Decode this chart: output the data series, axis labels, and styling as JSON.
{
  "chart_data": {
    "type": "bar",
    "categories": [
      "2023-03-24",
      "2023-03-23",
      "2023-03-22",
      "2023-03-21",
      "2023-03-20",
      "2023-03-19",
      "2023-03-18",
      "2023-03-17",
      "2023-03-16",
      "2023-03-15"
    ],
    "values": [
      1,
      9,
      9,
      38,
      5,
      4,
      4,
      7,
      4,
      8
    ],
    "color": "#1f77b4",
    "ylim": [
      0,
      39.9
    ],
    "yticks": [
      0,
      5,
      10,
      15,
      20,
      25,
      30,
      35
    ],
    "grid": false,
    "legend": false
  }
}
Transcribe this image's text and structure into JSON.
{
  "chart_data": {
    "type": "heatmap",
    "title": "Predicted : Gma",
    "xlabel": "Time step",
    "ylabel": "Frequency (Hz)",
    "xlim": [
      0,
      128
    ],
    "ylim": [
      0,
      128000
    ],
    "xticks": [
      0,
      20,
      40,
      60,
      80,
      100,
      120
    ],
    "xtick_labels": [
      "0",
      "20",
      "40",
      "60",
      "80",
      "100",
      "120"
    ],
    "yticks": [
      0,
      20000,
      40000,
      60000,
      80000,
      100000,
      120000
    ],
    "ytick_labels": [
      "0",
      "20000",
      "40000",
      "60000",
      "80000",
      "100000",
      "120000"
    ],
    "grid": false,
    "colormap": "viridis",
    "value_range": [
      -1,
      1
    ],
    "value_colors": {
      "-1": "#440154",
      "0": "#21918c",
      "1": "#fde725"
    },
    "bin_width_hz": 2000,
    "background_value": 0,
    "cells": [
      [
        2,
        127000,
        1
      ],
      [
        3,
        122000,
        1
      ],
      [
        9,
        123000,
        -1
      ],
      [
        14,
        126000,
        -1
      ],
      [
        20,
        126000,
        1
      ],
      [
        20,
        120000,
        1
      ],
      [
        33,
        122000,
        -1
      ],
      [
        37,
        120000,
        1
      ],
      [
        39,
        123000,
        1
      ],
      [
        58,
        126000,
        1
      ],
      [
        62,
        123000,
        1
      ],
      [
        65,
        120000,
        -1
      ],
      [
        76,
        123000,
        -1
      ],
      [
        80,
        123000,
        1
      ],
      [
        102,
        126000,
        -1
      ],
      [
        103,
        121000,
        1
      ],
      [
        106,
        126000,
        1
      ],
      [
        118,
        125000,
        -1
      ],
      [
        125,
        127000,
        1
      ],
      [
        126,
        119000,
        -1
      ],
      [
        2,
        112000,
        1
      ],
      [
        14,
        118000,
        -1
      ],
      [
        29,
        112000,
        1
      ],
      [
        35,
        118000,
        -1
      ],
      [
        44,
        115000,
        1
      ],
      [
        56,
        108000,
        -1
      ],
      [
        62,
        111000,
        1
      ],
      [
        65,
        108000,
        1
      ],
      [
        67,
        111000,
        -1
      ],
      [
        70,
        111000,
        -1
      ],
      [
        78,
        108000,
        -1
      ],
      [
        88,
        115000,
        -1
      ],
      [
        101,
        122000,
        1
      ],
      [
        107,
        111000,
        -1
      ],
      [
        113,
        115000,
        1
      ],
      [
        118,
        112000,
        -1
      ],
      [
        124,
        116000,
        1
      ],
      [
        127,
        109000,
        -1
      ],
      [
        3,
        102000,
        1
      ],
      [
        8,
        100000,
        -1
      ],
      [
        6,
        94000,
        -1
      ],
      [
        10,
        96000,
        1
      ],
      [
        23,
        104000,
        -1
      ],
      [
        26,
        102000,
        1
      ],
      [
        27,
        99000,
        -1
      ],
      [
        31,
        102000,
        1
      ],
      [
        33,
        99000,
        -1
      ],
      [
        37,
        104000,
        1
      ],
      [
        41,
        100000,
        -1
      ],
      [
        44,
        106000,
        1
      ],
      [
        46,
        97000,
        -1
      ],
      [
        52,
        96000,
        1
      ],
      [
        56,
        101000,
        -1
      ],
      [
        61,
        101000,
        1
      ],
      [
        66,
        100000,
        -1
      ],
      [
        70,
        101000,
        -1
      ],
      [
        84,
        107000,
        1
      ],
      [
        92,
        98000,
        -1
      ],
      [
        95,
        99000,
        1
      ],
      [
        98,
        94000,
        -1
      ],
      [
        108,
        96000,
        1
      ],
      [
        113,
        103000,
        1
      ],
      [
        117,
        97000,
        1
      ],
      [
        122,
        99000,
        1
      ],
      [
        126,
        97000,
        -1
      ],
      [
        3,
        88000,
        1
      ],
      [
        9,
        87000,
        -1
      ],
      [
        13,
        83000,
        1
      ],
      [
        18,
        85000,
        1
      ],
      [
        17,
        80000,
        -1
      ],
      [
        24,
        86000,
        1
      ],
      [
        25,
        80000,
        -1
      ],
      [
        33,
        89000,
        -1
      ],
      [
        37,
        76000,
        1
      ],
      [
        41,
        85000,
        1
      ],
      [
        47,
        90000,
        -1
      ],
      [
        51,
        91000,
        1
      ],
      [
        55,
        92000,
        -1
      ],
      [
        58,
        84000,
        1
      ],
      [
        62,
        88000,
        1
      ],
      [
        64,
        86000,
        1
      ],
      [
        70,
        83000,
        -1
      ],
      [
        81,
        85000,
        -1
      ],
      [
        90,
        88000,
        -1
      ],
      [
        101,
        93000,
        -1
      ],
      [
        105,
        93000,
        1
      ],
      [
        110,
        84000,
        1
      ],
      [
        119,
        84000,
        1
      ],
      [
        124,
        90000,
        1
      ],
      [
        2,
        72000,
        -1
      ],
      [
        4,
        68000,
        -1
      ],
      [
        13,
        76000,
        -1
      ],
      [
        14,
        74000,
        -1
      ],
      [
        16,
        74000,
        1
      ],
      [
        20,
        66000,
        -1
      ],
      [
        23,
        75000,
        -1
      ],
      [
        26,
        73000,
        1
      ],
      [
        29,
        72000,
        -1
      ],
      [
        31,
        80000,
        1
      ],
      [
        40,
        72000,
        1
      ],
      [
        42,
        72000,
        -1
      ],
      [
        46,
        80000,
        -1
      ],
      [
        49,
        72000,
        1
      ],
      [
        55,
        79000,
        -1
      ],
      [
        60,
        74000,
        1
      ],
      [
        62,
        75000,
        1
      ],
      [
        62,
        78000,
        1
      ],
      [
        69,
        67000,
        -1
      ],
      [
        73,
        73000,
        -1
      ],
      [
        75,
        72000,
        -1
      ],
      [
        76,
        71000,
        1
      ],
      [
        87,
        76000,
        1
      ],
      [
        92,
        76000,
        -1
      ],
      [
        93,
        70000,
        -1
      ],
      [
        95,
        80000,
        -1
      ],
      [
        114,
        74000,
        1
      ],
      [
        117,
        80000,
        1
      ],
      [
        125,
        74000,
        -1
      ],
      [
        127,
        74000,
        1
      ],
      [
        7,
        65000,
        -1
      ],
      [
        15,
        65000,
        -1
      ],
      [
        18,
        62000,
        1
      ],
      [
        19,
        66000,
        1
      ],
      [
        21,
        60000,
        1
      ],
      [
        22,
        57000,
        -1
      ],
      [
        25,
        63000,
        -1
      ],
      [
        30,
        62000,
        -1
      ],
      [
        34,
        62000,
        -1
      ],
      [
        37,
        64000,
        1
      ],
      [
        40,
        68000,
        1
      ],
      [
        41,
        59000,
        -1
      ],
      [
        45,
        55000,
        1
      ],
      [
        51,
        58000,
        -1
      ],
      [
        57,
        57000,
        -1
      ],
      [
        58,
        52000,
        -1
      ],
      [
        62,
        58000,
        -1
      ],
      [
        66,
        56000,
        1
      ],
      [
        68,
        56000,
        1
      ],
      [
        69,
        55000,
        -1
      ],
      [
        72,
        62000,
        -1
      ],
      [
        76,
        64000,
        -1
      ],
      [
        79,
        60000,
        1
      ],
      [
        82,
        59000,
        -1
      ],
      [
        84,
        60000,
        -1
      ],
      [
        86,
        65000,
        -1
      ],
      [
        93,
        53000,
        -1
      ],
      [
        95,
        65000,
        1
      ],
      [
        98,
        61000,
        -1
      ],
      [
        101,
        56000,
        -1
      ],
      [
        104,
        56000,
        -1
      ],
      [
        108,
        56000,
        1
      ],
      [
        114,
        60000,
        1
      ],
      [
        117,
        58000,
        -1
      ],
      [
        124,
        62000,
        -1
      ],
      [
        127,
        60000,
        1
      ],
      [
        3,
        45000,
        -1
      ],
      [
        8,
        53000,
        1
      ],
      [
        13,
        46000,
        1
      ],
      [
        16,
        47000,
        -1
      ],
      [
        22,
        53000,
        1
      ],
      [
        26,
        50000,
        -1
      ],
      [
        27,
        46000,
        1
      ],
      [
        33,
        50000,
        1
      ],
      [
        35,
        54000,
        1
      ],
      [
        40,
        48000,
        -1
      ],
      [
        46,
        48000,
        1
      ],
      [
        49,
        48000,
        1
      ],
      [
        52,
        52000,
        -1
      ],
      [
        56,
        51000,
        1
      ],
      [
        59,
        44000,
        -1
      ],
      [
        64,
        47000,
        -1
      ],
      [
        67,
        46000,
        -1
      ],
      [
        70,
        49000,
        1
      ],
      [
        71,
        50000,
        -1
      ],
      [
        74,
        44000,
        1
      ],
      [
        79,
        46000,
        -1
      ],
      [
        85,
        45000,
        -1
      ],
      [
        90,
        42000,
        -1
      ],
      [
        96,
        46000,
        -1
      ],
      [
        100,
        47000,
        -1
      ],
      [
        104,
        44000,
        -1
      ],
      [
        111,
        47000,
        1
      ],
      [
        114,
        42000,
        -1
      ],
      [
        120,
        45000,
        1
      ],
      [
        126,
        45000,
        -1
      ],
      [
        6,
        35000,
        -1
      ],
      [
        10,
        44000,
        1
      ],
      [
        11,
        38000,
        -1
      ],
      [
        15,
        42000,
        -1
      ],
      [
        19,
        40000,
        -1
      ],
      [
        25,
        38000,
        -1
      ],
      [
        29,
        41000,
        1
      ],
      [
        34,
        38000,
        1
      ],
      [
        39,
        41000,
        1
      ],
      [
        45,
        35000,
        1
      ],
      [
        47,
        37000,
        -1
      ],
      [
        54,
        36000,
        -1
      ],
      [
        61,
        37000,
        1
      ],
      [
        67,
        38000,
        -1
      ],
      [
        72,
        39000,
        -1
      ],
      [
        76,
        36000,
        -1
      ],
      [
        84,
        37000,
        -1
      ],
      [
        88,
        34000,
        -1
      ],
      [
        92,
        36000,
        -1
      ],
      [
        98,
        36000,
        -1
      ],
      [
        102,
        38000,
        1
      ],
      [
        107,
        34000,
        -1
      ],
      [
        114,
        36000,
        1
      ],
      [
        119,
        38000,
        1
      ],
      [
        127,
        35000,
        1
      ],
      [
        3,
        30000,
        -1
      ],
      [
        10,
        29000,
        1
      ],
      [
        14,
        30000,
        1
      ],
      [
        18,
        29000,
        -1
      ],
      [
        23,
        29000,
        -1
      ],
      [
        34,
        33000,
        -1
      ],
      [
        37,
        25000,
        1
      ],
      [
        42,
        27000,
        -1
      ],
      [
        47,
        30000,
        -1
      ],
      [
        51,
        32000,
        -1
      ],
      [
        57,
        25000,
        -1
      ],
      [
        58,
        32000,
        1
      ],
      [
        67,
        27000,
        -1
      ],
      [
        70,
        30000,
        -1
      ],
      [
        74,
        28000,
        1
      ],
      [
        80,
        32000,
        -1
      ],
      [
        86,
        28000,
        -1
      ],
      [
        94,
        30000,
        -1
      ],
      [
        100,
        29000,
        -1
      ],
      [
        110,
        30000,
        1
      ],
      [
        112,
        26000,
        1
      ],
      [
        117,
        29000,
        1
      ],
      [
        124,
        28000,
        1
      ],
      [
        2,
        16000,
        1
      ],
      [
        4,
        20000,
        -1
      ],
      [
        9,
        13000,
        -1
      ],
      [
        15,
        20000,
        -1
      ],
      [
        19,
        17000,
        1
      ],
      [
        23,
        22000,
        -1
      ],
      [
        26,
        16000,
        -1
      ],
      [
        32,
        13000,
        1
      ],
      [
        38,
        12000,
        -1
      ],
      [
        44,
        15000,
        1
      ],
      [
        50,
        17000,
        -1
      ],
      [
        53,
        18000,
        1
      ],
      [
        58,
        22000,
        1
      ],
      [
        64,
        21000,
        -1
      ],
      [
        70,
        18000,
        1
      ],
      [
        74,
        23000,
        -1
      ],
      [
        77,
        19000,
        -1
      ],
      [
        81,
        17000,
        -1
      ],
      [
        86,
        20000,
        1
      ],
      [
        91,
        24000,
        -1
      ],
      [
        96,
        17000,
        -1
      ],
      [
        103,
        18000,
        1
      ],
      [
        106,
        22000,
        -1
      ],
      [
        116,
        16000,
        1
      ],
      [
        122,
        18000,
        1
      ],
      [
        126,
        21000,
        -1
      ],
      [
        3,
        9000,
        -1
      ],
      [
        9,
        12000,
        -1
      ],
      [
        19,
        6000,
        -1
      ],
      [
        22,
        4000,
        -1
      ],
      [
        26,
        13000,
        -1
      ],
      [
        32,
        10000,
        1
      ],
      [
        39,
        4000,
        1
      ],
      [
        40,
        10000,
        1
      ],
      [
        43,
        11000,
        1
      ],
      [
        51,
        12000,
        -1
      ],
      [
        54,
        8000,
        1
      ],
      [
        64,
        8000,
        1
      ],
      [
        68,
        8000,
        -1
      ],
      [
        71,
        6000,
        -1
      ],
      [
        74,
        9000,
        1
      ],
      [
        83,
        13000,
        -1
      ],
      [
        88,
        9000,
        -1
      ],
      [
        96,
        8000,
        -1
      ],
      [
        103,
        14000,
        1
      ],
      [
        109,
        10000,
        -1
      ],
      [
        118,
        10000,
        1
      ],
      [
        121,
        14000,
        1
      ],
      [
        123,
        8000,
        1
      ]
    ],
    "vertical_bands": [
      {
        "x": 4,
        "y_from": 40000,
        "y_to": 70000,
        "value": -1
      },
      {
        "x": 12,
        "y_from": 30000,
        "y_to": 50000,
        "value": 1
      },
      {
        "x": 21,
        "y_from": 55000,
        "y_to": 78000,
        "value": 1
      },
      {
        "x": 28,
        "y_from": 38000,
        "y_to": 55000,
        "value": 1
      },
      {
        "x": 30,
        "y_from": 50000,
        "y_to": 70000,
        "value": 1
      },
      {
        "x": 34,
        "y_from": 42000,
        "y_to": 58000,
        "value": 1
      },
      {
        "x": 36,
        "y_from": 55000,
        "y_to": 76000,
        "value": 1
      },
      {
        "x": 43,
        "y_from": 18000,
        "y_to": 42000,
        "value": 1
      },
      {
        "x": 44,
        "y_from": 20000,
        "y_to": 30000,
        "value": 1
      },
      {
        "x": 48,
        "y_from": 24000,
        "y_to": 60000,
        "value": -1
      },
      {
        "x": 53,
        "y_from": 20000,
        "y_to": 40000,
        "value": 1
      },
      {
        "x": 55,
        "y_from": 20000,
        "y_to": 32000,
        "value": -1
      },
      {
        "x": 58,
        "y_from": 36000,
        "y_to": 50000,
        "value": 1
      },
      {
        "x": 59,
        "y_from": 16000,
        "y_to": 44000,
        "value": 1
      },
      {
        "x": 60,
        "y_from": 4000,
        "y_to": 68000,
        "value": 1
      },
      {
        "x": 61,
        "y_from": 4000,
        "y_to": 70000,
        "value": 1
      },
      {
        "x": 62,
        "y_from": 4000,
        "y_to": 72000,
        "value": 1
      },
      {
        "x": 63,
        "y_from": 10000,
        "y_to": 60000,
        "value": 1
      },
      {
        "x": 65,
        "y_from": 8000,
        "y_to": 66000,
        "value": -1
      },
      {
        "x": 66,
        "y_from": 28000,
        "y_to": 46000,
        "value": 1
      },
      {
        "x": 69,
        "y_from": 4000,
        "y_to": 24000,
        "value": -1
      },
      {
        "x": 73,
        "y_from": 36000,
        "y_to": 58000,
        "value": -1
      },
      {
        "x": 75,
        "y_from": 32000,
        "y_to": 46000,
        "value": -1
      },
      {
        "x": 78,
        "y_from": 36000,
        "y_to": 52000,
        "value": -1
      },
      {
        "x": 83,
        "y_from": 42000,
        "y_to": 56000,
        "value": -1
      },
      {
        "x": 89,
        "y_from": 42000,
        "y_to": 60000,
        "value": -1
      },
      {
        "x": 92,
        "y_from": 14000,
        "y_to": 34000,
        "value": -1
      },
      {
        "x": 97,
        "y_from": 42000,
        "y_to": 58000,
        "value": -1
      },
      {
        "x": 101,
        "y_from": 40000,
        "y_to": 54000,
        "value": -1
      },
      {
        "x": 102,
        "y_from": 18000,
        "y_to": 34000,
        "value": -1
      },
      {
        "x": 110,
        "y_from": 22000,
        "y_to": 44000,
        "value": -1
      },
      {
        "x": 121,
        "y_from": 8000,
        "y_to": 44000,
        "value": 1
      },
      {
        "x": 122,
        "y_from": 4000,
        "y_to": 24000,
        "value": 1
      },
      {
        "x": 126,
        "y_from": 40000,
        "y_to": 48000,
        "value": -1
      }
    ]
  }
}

-=-=-

### Set task
Copy each line of the entries that includes the word "JSON".

### Task result
Decode this chart: output the data series, axis labels, and styling as JSON.
Transcribe this image's text and structure into JSON.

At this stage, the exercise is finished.